- **Task objective**: Your task is to gather the lines below that hold the string "kávu".

- **Collection entries**:

┄┄┄┄┄┄┄┄┄┄┄┄┄┄┄┄┄┄┄┄

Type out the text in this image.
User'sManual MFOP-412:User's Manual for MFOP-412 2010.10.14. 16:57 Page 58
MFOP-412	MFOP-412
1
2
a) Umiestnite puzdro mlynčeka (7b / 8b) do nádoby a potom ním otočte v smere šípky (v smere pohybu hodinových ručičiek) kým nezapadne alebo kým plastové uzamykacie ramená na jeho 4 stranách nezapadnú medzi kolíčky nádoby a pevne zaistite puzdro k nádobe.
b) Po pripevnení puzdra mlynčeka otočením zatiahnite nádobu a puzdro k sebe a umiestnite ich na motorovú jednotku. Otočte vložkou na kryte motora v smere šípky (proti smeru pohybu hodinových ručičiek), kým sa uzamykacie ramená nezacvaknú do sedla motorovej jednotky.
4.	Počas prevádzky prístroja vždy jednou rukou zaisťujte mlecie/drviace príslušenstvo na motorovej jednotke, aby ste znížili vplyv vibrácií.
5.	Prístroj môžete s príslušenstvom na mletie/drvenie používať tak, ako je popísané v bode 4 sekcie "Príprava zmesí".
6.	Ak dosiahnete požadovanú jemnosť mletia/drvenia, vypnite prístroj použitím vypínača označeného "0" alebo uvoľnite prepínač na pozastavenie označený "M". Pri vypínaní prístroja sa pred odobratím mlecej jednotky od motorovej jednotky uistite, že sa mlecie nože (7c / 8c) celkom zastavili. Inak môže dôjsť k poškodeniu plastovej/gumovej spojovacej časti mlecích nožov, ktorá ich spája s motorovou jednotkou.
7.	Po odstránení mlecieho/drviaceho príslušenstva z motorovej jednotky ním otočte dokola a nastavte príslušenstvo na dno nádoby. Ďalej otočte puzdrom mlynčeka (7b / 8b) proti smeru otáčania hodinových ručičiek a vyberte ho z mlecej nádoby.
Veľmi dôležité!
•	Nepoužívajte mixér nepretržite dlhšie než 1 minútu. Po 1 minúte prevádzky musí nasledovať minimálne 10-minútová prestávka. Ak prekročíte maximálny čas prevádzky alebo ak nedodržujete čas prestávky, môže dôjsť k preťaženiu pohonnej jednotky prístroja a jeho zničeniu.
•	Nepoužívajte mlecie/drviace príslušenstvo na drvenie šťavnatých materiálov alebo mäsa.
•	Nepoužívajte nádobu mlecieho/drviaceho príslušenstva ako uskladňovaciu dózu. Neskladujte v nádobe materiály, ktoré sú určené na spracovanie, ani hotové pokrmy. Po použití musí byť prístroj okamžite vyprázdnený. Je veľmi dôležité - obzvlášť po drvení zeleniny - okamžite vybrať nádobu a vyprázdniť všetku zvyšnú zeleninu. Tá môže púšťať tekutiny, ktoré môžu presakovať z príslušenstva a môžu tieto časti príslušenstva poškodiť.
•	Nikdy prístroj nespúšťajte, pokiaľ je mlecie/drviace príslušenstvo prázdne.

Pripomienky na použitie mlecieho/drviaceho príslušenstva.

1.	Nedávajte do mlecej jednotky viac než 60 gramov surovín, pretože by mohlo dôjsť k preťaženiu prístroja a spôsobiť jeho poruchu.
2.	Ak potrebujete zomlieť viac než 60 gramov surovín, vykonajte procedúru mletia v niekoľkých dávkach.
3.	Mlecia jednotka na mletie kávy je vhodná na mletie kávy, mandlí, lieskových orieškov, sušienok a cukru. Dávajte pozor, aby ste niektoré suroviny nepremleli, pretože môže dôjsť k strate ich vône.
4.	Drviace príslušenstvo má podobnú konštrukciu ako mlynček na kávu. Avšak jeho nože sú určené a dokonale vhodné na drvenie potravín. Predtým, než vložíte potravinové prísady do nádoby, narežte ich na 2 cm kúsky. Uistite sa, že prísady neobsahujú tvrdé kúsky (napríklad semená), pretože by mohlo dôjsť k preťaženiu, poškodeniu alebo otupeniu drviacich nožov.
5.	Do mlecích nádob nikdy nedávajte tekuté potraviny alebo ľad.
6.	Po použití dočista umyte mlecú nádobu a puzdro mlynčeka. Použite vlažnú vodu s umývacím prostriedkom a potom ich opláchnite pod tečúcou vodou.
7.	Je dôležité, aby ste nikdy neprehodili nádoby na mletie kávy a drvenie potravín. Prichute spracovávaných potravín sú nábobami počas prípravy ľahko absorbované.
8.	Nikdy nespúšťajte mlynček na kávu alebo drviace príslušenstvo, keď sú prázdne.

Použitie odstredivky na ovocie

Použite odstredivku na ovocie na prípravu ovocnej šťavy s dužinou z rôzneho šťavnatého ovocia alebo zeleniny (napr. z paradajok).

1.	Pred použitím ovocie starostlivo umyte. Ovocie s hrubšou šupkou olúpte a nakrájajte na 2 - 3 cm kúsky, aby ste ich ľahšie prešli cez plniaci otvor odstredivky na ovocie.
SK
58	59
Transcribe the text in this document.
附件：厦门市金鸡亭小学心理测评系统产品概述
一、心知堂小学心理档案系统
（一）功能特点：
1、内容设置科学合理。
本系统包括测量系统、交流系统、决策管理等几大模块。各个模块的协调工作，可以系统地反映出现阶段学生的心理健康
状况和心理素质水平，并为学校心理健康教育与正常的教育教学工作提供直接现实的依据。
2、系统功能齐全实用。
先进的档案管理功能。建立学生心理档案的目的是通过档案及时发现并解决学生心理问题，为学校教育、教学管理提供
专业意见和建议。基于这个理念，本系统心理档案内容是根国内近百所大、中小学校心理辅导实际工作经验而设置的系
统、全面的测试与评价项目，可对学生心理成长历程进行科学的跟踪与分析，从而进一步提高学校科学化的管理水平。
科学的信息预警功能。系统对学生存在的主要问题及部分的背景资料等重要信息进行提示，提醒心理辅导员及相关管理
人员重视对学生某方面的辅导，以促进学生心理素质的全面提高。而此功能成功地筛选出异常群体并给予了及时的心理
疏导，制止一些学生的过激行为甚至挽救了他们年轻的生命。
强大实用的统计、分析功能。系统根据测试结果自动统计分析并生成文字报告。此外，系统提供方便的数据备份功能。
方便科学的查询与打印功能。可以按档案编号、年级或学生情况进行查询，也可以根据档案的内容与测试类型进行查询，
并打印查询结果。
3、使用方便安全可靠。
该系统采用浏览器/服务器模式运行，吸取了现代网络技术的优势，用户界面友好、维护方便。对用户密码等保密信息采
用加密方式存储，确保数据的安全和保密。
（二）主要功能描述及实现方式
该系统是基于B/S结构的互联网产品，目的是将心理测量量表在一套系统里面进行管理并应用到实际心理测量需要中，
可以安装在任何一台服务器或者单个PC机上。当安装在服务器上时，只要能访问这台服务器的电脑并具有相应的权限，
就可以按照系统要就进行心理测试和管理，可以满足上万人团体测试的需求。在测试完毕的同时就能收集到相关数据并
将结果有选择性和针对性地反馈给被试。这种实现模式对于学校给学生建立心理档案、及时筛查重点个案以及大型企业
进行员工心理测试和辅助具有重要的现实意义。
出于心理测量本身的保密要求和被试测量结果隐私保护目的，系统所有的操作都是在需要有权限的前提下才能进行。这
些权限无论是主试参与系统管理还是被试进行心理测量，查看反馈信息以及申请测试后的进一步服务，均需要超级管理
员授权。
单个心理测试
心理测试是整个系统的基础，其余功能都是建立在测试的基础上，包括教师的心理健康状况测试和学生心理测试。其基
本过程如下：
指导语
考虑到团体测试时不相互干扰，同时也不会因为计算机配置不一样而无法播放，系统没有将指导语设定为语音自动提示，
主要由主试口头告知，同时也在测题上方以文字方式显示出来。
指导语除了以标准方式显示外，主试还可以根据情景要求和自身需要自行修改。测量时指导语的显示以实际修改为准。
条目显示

┄┄┄┄┄┄┄┄┄┄┄┄┄┄┄┄┄┄┄┄

- **Answer to the problem**:
4.	Drviace príslušenstvo má podobnú konštrukciu ako mlynček na kávu. Avšak jeho nože sú určené a dokonale vhodné na drvenie potravín. Predtým, než vložíte potravinové prísady do nádoby, narežte ich na 2 cm kúsky. Uistite sa, že prísady neobsahujú tvrdé kúsky (napríklad semená), pretože by mohlo dôjsť k preťaženiu, poškodeniu alebo otupeniu drviacich nožov.
8.	Nikdy nespúšťajte mlynček na kávu alebo drviace príslušenstvo, keď sú prázdne.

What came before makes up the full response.